(Extracted data entries)
=== Begin Enclosure ===
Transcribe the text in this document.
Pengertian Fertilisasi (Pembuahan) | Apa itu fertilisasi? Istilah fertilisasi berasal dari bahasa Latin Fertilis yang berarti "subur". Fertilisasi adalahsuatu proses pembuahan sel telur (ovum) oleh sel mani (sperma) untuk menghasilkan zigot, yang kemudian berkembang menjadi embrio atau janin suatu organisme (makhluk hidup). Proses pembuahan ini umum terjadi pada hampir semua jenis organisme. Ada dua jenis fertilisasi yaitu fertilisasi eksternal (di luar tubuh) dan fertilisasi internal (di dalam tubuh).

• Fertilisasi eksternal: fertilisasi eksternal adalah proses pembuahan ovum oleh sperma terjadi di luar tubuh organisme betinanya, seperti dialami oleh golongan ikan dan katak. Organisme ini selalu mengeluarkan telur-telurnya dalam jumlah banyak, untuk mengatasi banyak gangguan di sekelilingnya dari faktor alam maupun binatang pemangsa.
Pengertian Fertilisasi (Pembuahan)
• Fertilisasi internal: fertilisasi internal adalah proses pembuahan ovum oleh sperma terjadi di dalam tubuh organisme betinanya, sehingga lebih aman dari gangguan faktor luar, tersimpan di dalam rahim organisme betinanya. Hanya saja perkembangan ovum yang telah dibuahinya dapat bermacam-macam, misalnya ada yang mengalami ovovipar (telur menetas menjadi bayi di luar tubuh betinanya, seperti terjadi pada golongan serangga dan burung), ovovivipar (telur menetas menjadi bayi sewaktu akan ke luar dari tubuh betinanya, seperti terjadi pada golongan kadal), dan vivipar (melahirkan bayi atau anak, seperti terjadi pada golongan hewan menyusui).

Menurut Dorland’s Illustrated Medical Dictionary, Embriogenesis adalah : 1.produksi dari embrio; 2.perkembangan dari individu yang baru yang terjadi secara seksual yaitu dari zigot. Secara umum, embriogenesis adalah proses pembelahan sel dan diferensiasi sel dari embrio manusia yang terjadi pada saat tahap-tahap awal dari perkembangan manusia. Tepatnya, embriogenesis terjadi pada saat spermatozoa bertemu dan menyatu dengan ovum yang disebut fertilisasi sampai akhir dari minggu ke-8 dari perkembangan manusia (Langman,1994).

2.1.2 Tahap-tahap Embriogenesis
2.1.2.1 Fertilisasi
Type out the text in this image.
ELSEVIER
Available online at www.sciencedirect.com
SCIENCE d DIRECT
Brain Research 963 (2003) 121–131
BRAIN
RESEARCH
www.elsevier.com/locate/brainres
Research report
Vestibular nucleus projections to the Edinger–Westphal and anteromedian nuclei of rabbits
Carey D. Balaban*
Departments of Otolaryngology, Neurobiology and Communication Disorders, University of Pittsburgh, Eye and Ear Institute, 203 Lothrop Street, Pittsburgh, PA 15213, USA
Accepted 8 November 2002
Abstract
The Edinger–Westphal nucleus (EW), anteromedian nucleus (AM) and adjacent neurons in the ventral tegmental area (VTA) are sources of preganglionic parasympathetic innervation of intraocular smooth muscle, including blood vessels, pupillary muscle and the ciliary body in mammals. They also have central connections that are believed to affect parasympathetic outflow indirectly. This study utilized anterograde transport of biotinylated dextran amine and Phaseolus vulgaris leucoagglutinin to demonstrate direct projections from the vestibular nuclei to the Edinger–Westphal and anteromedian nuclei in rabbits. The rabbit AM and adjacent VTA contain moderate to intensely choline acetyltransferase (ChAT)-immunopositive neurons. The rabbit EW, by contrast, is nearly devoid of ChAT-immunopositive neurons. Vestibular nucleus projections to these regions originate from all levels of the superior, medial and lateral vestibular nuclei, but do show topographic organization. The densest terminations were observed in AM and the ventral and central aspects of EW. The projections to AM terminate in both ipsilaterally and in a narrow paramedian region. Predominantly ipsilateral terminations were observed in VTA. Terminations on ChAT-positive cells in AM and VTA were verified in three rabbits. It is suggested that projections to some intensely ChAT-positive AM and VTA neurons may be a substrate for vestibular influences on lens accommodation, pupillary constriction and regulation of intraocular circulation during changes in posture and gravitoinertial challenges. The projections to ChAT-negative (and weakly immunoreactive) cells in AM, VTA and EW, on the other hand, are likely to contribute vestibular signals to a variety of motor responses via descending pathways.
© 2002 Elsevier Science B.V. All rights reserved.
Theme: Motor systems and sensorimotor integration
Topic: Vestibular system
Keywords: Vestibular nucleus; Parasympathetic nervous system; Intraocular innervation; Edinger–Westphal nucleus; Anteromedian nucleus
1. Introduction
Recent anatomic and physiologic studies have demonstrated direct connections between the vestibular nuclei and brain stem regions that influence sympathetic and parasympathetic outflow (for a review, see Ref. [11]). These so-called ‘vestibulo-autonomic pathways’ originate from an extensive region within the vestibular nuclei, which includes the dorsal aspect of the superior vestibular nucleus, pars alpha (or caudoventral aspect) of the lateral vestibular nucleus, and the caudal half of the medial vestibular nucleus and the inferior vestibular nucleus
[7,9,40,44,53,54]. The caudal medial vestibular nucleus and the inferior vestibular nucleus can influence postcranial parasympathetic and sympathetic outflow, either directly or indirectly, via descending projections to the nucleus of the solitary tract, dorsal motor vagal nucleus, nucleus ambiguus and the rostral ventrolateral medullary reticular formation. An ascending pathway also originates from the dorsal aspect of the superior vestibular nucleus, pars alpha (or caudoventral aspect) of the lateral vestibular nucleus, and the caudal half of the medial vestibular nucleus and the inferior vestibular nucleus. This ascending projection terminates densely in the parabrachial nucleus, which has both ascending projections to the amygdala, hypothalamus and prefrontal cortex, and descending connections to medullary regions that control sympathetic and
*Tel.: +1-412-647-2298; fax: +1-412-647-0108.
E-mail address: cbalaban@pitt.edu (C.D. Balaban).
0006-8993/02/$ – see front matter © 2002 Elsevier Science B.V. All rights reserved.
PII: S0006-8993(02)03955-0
=== End Enclosure ===
** WORK ORDER **
Please return the records above in their exact form.

** RESPONSE FOR THIS EXERCISE **
Transcribe the text in this document.
Pengertian Fertilisasi (Pembuahan) | Apa itu fertilisasi? Istilah fertilisasi berasal dari bahasa Latin Fertilis yang berarti "subur". Fertilisasi adalahsuatu proses pembuahan sel telur (ovum) oleh sel mani (sperma) untuk menghasilkan zigot, yang kemudian berkembang menjadi embrio atau janin suatu organisme (makhluk hidup). Proses pembuahan ini umum terjadi pada hampir semua jenis organisme. Ada dua jenis fertilisasi yaitu fertilisasi eksternal (di luar tubuh) dan fertilisasi internal (di dalam tubuh).

• Fertilisasi eksternal: fertilisasi eksternal adalah proses pembuahan ovum oleh sperma terjadi di luar tubuh organisme betinanya, seperti dialami oleh golongan ikan dan katak. Organisme ini selalu mengeluarkan telur-telurnya dalam jumlah banyak, untuk mengatasi banyak gangguan di sekelilingnya dari faktor alam maupun binatang pemangsa.
Pengertian Fertilisasi (Pembuahan)
• Fertilisasi internal: fertilisasi internal adalah proses pembuahan ovum oleh sperma terjadi di dalam tubuh organisme betinanya, sehingga lebih aman dari gangguan faktor luar, tersimpan di dalam rahim organisme betinanya. Hanya saja perkembangan ovum yang telah dibuahinya dapat bermacam-macam, misalnya ada yang mengalami ovovipar (telur menetas menjadi bayi di luar tubuh betinanya, seperti terjadi pada golongan serangga dan burung), ovovivipar (telur menetas menjadi bayi sewaktu akan ke luar dari tubuh betinanya, seperti terjadi pada golongan kadal), dan vivipar (melahirkan bayi atau anak, seperti terjadi pada golongan hewan menyusui).

Menurut Dorland’s Illustrated Medical Dictionary, Embriogenesis adalah : 1.produksi dari embrio; 2.perkembangan dari individu yang baru yang terjadi secara seksual yaitu dari zigot. Secara umum, embriogenesis adalah proses pembelahan sel dan diferensiasi sel dari embrio manusia yang terjadi pada saat tahap-tahap awal dari perkembangan manusia. Tepatnya, embriogenesis terjadi pada saat spermatozoa bertemu dan menyatu dengan ovum yang disebut fertilisasi sampai akhir dari minggu ke-8 dari perkembangan manusia (Langman,1994).

2.1.2 Tahap-tahap Embriogenesis
2.1.2.1 Fertilisasi
Type out the text in this image.
ELSEVIER
Available online at www.sciencedirect.com
SCIENCE d DIRECT
Brain Research 963 (2003) 121–131
BRAIN
RESEARCH
www.elsevier.com/locate/brainres
Research report
Vestibular nucleus projections to the Edinger–Westphal and anteromedian nuclei of rabbits
Carey D. Balaban*
Departments of Otolaryngology, Neurobiology and Communication Disorders, University of Pittsburgh, Eye and Ear Institute, 203 Lothrop Street, Pittsburgh, PA 15213, USA
Accepted 8 November 2002
Abstract
The Edinger–Westphal nucleus (EW), anteromedian nucleus (AM) and adjacent neurons in the ventral tegmental area (VTA) are sources of preganglionic parasympathetic innervation of intraocular smooth muscle, including blood vessels, pupillary muscle and the ciliary body in mammals. They also have central connections that are believed to affect parasympathetic outflow indirectly. This study utilized anterograde transport of biotinylated dextran amine and Phaseolus vulgaris leucoagglutinin to demonstrate direct projections from the vestibular nuclei to the Edinger–Westphal and anteromedian nuclei in rabbits. The rabbit AM and adjacent VTA contain moderate to intensely choline acetyltransferase (ChAT)-immunopositive neurons. The rabbit EW, by contrast, is nearly devoid of ChAT-immunopositive neurons. Vestibular nucleus projections to these regions originate from all levels of the superior, medial and lateral vestibular nuclei, but do show topographic organization. The densest terminations were observed in AM and the ventral and central aspects of EW. The projections to AM terminate in both ipsilaterally and in a narrow paramedian region. Predominantly ipsilateral terminations were observed in VTA. Terminations on ChAT-positive cells in AM and VTA were verified in three rabbits. It is suggested that projections to some intensely ChAT-positive AM and VTA neurons may be a substrate for vestibular influences on lens accommodation, pupillary constriction and regulation of intraocular circulation during changes in posture and gravitoinertial challenges. The projections to ChAT-negative (and weakly immunoreactive) cells in AM, VTA and EW, on the other hand, are likely to contribute vestibular signals to a variety of motor responses via descending pathways.
© 2002 Elsevier Science B.V. All rights reserved.
Theme: Motor systems and sensorimotor integration
Topic: Vestibular system
Keywords: Vestibular nucleus; Parasympathetic nervous system; Intraocular innervation; Edinger–Westphal nucleus; Anteromedian nucleus
1. Introduction
Recent anatomic and physiologic studies have demonstrated direct connections between the vestibular nuclei and brain stem regions that influence sympathetic and parasympathetic outflow (for a review, see Ref. [11]). These so-called ‘vestibulo-autonomic pathways’ originate from an extensive region within the vestibular nuclei, which includes the dorsal aspect of the superior vestibular nucleus, pars alpha (or caudoventral aspect) of the lateral vestibular nucleus, and the caudal half of the medial vestibular nucleus and the inferior vestibular nucleus
[7,9,40,44,53,54]. The caudal medial vestibular nucleus and the inferior vestibular nucleus can influence postcranial parasympathetic and sympathetic outflow, either directly or indirectly, via descending projections to the nucleus of the solitary tract, dorsal motor vagal nucleus, nucleus ambiguus and the rostral ventrolateral medullary reticular formation. An ascending pathway also originates from the dorsal aspect of the superior vestibular nucleus, pars alpha (or caudoventral aspect) of the lateral vestibular nucleus, and the caudal half of the medial vestibular nucleus and the inferior vestibular nucleus. This ascending projection terminates densely in the parabrachial nucleus, which has both ascending projections to the amygdala, hypothalamus and prefrontal cortex, and descending connections to medullary regions that control sympathetic and
*Tel.: +1-412-647-2298; fax: +1-412-647-0108.
E-mail address: cbalaban@pitt.edu (C.D. Balaban).
0006-8993/02/$ – see front matter © 2002 Elsevier Science B.V. All rights reserved.
PII: S0006-8993(02)03955-0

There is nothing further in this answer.